§ **WRITTEN INSTRUCTION**
Check every line of the entries for "those", and copy the lines that hold it.
---------- DATA SHOWN
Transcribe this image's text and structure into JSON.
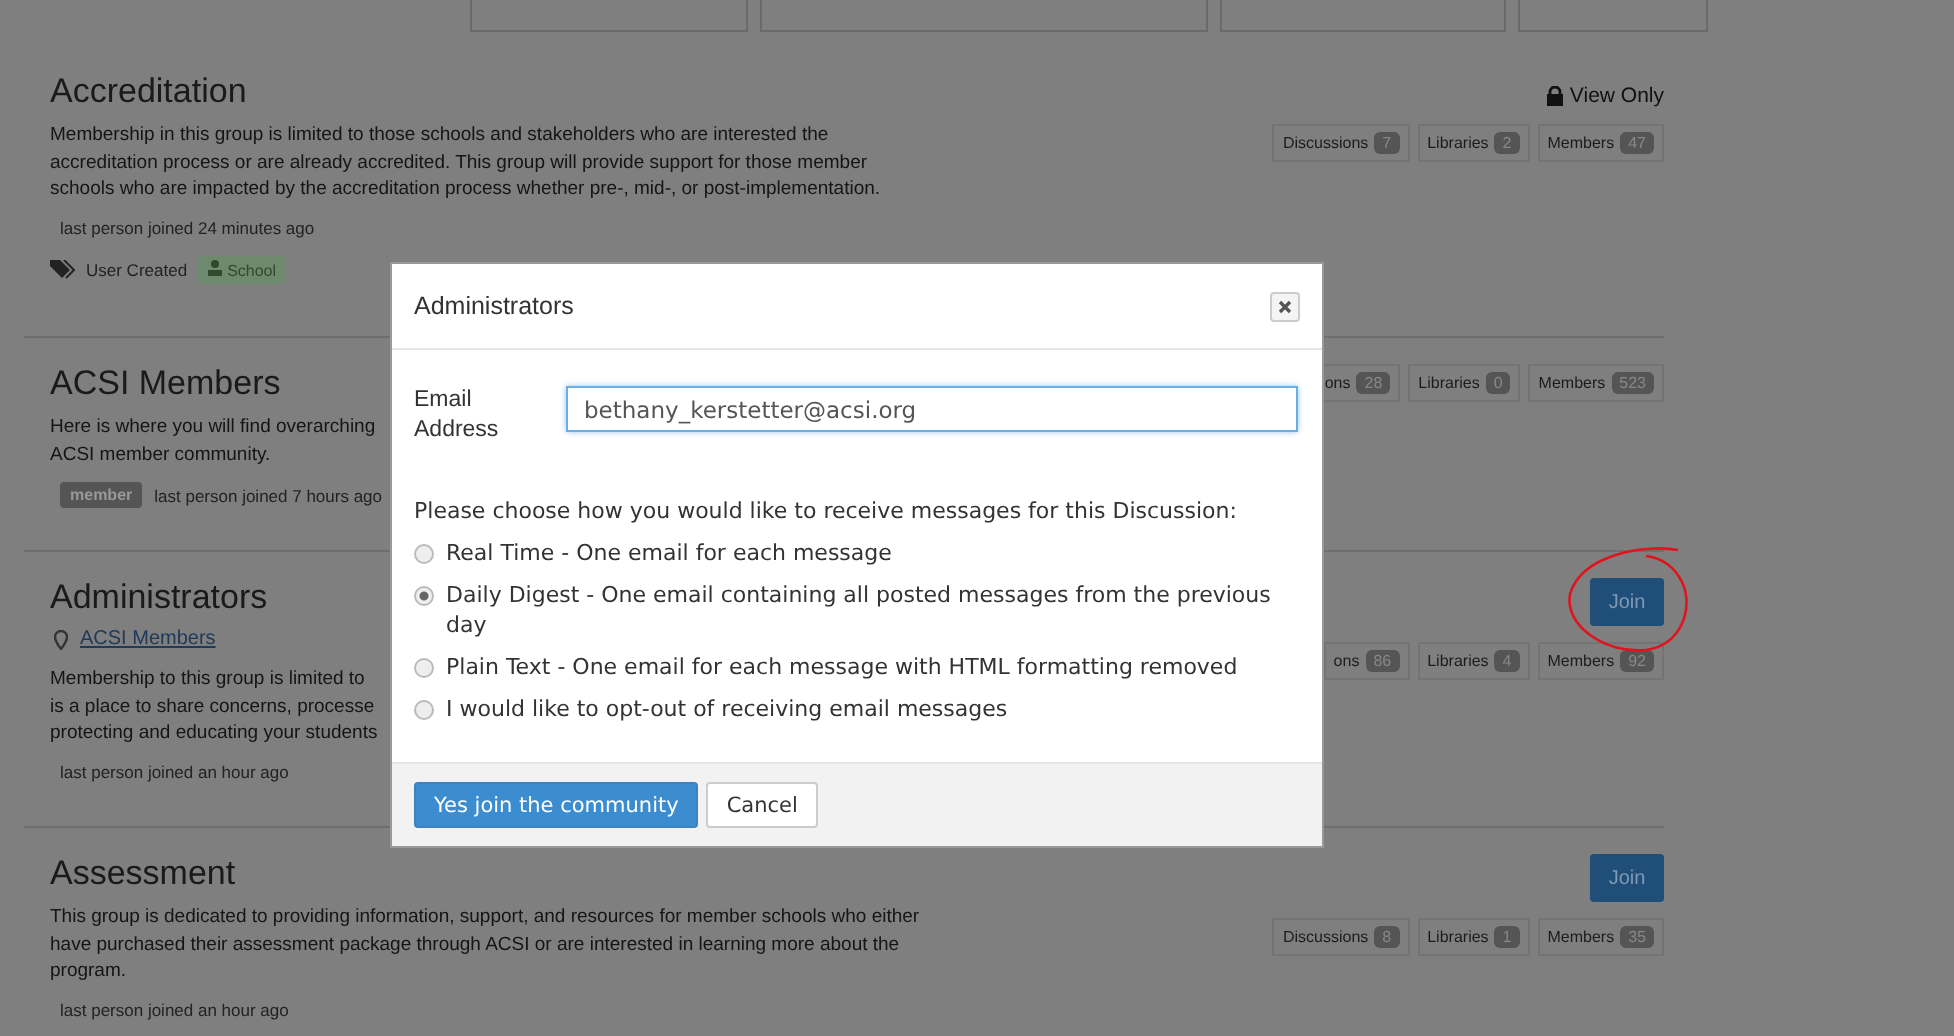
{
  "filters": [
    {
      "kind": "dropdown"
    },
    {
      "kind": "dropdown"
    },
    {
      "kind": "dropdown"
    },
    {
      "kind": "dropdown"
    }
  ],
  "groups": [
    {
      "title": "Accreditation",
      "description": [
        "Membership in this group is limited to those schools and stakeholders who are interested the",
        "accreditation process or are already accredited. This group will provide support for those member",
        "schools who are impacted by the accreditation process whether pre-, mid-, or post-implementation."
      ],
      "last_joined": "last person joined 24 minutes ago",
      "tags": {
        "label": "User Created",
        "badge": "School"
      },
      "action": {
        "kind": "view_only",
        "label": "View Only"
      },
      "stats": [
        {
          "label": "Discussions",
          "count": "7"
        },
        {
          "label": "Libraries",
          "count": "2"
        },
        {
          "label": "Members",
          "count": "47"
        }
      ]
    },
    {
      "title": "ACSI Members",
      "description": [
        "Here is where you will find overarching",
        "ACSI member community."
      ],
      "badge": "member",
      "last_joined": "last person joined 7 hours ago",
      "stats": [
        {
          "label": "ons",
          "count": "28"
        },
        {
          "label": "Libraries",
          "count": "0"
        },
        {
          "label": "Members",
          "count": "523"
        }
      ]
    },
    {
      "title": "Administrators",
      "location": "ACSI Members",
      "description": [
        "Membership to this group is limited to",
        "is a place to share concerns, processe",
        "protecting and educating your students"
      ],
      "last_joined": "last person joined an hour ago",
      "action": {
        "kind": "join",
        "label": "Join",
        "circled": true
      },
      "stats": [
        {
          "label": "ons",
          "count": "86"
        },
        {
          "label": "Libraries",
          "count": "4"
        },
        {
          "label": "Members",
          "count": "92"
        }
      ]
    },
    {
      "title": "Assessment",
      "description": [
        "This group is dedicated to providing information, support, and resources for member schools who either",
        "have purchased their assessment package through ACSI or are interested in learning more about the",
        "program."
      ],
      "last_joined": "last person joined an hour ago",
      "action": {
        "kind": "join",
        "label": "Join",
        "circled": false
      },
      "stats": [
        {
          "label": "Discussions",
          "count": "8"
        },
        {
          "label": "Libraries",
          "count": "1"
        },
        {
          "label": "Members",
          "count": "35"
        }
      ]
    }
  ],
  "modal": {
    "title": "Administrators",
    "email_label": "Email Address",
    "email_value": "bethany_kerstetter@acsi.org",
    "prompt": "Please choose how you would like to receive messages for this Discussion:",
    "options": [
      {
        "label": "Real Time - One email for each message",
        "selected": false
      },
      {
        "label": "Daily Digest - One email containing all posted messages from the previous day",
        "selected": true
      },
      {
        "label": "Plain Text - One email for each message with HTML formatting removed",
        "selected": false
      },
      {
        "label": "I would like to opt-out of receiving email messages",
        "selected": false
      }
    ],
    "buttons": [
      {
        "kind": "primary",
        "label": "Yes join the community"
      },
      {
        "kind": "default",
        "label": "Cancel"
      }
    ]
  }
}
--------------------
§ **THE RESULT**
        "Membership in this group is limited to those schools and stakeholders who are interested the",
        "accreditation process or are already accredited. This group will provide support for those member",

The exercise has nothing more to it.